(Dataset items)
.....
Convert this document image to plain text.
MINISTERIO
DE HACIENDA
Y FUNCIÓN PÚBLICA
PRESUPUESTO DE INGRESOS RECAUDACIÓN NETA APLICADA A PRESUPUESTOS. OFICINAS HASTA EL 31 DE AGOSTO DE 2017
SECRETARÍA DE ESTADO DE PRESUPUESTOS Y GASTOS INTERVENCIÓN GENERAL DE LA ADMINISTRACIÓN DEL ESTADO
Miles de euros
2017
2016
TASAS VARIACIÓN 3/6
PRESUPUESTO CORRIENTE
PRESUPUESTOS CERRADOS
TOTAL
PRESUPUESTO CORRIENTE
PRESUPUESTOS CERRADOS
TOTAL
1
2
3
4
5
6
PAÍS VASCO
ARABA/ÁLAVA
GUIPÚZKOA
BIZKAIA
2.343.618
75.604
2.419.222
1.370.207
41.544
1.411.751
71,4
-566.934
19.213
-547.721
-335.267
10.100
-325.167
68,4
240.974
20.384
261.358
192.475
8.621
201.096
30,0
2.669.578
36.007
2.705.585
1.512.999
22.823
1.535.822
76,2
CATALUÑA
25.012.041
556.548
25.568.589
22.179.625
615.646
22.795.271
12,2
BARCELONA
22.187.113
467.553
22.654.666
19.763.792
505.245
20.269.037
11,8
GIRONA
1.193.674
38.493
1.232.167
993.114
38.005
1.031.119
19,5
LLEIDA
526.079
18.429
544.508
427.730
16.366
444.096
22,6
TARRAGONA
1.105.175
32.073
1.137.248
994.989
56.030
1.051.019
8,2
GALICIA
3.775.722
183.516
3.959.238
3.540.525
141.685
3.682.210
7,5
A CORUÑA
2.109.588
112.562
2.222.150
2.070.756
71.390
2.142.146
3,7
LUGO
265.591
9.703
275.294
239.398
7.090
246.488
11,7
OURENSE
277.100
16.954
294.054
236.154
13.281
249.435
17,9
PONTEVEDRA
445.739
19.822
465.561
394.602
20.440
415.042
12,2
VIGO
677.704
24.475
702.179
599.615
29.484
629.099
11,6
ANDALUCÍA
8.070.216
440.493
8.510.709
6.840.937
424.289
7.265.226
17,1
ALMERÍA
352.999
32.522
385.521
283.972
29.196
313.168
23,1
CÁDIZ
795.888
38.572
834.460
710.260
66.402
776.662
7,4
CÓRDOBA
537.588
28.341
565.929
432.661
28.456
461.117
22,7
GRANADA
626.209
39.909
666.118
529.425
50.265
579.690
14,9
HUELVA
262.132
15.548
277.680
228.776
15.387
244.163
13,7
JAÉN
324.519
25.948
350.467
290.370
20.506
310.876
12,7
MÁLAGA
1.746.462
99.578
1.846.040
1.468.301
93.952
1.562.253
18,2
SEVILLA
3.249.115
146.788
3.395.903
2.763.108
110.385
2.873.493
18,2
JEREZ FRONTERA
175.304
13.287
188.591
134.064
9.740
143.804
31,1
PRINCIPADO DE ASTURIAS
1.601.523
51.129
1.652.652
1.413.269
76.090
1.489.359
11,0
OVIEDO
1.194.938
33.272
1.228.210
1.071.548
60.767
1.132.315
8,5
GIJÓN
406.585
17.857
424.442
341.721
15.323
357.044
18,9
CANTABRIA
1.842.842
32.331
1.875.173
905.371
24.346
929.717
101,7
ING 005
.....
== OBJECTIVE ==
Go back to the listing above and please repeat it exactly.

== ANSWER FOR THE TASK ==
Convert this document image to plain text.
MINISTERIO
DE HACIENDA
Y FUNCIÓN PÚBLICA
PRESUPUESTO DE INGRESOS RECAUDACIÓN NETA APLICADA A PRESUPUESTOS. OFICINAS HASTA EL 31 DE AGOSTO DE 2017
SECRETARÍA DE ESTADO DE PRESUPUESTOS Y GASTOS INTERVENCIÓN GENERAL DE LA ADMINISTRACIÓN DEL ESTADO
Miles de euros
2017
2016
TASAS VARIACIÓN 3/6
PRESUPUESTO CORRIENTE
PRESUPUESTOS CERRADOS
TOTAL
PRESUPUESTO CORRIENTE
PRESUPUESTOS CERRADOS
TOTAL
1
2
3
4
5
6
PAÍS VASCO
ARABA/ÁLAVA
GUIPÚZKOA
BIZKAIA
2.343.618
75.604
2.419.222
1.370.207
41.544
1.411.751
71,4
-566.934
19.213
-547.721
-335.267
10.100
-325.167
68,4
240.974
20.384
261.358
192.475
8.621
201.096
30,0
2.669.578
36.007
2.705.585
1.512.999
22.823
1.535.822
76,2
CATALUÑA
25.012.041
556.548
25.568.589
22.179.625
615.646
22.795.271
12,2
BARCELONA
22.187.113
467.553
22.654.666
19.763.792
505.245
20.269.037
11,8
GIRONA
1.193.674
38.493
1.232.167
993.114
38.005
1.031.119
19,5
LLEIDA
526.079
18.429
544.508
427.730
16.366
444.096
22,6
TARRAGONA
1.105.175
32.073
1.137.248
994.989
56.030
1.051.019
8,2
GALICIA
3.775.722
183.516
3.959.238
3.540.525
141.685
3.682.210
7,5
A CORUÑA
2.109.588
112.562
2.222.150
2.070.756
71.390
2.142.146
3,7
LUGO
265.591
9.703
275.294
239.398
7.090
246.488
11,7
OURENSE
277.100
16.954
294.054
236.154
13.281
249.435
17,9
PONTEVEDRA
445.739
19.822
465.561
394.602
20.440
415.042
12,2
VIGO
677.704
24.475
702.179
599.615
29.484
629.099
11,6
ANDALUCÍA
8.070.216
440.493
8.510.709
6.840.937
424.289
7.265.226
17,1
ALMERÍA
352.999
32.522
385.521
283.972
29.196
313.168
23,1
CÁDIZ
795.888
38.572
834.460
710.260
66.402
776.662
7,4
CÓRDOBA
537.588
28.341
565.929
432.661
28.456
461.117
22,7
GRANADA
626.209
39.909
666.118
529.425
50.265
579.690
14,9
HUELVA
262.132
15.548
277.680
228.776
15.387
244.163
13,7
JAÉN
324.519
25.948
350.467
290.370
20.506
310.876
12,7
MÁLAGA
1.746.462
99.578
1.846.040
1.468.301
93.952
1.562.253
18,2
SEVILLA
3.249.115
146.788
3.395.903
2.763.108
110.385
2.873.493
18,2
JEREZ FRONTERA
175.304
13.287
188.591
134.064
9.740
143.804
31,1
PRINCIPADO DE ASTURIAS
1.601.523
51.129
1.652.652
1.413.269
76.090
1.489.359
11,0
OVIEDO
1.194.938
33.272
1.228.210
1.071.548
60.767
1.132.315
8,5
GIJÓN
406.585
17.857
424.442
341.721
15.323
357.044
18,9
CANTABRIA
1.842.842
32.331
1.875.173
905.371
24.346
929.717
101,7
ING 005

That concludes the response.